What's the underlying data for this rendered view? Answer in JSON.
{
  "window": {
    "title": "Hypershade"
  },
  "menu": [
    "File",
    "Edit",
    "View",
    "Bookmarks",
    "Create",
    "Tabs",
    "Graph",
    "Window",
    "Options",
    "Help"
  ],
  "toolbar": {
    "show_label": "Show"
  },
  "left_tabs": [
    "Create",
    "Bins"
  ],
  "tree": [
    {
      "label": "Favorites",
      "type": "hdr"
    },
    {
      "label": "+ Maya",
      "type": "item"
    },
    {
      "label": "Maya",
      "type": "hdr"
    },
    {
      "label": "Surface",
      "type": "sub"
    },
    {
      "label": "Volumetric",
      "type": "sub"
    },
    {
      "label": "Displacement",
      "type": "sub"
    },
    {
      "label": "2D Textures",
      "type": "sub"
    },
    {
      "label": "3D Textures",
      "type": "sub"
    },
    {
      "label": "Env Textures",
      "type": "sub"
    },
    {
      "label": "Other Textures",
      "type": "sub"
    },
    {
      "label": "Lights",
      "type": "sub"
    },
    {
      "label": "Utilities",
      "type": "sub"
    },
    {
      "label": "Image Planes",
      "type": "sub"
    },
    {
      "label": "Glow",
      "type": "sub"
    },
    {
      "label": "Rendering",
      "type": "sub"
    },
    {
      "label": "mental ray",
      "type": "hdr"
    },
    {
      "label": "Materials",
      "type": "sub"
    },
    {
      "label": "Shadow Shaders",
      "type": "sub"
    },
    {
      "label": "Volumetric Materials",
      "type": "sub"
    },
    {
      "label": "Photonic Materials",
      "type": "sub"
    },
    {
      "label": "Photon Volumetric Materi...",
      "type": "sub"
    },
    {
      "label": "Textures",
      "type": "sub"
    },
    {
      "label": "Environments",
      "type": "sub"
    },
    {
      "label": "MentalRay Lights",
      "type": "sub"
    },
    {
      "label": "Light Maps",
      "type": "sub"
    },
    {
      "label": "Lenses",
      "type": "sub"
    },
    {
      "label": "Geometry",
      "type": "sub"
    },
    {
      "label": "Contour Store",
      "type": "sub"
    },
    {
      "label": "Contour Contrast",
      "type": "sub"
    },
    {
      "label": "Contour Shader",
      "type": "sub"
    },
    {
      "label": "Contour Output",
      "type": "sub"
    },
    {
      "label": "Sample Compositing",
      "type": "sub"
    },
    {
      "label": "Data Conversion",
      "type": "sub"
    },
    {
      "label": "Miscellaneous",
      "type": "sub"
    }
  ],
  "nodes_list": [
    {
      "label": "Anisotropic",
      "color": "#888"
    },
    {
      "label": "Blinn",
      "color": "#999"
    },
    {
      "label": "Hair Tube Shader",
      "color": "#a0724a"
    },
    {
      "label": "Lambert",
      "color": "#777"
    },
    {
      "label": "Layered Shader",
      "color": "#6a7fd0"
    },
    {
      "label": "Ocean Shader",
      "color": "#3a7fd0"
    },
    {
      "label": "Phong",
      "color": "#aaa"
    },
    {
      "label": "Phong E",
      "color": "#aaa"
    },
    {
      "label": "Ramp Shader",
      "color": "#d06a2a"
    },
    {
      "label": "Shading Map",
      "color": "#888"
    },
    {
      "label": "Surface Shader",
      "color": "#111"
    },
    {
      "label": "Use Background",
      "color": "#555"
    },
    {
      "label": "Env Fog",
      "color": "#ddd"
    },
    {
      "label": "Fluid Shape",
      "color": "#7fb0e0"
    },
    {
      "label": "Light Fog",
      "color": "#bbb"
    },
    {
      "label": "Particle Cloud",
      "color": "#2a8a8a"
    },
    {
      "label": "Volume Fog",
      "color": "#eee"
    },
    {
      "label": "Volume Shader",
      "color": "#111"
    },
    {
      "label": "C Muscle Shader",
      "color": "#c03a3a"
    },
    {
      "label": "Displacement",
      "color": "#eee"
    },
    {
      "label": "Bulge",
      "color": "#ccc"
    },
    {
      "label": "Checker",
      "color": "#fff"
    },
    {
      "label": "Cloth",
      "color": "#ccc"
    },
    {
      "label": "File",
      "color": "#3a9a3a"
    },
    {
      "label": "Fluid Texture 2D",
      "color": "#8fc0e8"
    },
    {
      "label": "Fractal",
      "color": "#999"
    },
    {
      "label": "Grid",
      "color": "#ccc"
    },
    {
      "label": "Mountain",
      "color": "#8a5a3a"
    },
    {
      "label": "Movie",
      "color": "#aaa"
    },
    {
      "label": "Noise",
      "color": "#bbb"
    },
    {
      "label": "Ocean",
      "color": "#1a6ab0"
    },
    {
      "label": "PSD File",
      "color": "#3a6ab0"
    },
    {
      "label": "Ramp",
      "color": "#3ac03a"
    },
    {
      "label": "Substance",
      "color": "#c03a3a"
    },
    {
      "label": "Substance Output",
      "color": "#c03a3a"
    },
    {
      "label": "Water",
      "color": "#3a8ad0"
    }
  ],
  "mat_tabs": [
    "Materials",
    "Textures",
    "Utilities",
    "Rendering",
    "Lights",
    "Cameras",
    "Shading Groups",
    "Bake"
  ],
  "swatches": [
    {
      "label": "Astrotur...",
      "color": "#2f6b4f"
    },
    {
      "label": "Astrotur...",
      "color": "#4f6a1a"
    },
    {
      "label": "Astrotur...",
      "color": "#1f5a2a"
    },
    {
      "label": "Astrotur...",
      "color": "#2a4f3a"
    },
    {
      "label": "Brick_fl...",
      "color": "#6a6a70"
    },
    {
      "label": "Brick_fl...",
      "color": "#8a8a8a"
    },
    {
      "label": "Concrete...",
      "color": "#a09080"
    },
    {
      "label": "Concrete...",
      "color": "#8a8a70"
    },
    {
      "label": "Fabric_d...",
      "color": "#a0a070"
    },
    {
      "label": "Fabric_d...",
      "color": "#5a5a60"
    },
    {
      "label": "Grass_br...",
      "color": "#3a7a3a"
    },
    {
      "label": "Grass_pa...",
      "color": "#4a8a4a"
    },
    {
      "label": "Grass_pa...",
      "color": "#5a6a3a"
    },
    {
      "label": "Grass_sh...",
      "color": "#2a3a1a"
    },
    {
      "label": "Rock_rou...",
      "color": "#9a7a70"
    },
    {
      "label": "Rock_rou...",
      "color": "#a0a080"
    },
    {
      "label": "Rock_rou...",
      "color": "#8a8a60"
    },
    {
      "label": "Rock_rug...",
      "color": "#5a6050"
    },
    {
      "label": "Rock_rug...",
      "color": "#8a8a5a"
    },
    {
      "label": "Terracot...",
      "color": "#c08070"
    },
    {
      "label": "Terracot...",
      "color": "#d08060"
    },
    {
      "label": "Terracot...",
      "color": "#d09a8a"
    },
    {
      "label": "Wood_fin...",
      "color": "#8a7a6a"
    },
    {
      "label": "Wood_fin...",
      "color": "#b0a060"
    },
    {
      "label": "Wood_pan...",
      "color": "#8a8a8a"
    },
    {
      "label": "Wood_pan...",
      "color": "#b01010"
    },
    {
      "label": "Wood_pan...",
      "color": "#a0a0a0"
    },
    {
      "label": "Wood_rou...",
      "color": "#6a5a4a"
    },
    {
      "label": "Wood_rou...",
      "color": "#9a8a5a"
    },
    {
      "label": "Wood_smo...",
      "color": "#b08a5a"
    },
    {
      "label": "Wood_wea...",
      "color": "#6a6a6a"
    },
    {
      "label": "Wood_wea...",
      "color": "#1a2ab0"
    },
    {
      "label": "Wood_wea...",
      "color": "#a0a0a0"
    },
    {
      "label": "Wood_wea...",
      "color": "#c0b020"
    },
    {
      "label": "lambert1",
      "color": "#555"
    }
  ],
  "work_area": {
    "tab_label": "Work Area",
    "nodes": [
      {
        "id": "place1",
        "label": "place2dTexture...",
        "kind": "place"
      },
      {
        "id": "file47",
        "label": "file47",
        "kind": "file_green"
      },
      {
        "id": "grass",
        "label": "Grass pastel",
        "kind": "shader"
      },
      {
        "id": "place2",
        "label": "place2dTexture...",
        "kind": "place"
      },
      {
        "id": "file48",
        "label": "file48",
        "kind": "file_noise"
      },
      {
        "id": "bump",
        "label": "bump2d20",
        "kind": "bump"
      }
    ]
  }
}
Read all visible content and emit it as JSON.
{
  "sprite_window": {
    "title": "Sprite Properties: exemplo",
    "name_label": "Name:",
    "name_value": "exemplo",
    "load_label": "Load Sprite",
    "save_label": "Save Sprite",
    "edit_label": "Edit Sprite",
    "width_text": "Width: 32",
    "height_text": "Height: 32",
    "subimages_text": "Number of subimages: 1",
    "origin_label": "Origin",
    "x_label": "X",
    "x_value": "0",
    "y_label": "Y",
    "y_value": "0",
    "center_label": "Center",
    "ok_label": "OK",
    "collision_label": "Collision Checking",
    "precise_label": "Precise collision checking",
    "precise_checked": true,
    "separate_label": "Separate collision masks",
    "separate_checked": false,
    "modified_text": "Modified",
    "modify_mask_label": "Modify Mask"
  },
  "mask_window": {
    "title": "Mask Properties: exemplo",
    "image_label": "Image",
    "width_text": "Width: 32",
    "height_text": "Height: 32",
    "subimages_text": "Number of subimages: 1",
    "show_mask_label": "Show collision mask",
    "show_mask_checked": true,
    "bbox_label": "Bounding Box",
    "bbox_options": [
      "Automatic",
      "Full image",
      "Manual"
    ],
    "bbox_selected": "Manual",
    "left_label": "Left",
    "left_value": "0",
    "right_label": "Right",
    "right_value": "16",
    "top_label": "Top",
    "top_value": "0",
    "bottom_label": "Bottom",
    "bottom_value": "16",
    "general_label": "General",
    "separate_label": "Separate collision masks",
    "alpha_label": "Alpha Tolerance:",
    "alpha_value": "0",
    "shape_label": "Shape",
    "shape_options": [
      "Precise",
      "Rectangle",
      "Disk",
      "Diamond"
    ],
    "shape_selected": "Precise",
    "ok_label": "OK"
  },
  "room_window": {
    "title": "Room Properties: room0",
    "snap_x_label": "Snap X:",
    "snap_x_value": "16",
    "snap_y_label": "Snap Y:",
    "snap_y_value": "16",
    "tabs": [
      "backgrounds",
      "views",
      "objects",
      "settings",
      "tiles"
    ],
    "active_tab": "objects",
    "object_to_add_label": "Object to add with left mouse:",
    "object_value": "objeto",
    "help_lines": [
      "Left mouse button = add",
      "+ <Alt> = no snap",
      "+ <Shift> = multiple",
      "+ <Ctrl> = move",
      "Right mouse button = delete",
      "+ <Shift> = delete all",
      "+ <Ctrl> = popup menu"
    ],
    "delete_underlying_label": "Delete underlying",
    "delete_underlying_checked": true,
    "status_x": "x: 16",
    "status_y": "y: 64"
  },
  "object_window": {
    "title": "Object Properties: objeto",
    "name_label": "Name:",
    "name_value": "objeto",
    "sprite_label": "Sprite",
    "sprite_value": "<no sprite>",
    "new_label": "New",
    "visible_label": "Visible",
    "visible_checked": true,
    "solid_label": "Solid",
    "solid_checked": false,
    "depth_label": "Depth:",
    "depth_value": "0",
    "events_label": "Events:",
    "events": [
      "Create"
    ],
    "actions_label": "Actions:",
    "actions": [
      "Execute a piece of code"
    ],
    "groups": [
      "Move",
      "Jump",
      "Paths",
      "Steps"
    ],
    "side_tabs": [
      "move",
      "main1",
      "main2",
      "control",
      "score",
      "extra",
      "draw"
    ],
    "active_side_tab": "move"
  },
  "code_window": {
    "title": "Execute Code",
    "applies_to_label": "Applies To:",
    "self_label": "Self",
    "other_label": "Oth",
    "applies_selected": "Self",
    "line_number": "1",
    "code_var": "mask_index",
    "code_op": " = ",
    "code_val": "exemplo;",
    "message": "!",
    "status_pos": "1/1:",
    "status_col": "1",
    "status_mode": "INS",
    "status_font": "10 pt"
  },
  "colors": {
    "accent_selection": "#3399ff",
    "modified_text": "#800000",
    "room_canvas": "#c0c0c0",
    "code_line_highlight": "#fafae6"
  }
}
══════
> **STATED GOAL**
Where a line above includes "Volumetric", copy that line.

> **RESULT**
      "label": "Volumetric",
      "label": "Volumetric Materials",
      "label": "Photon Volumetric Materi...",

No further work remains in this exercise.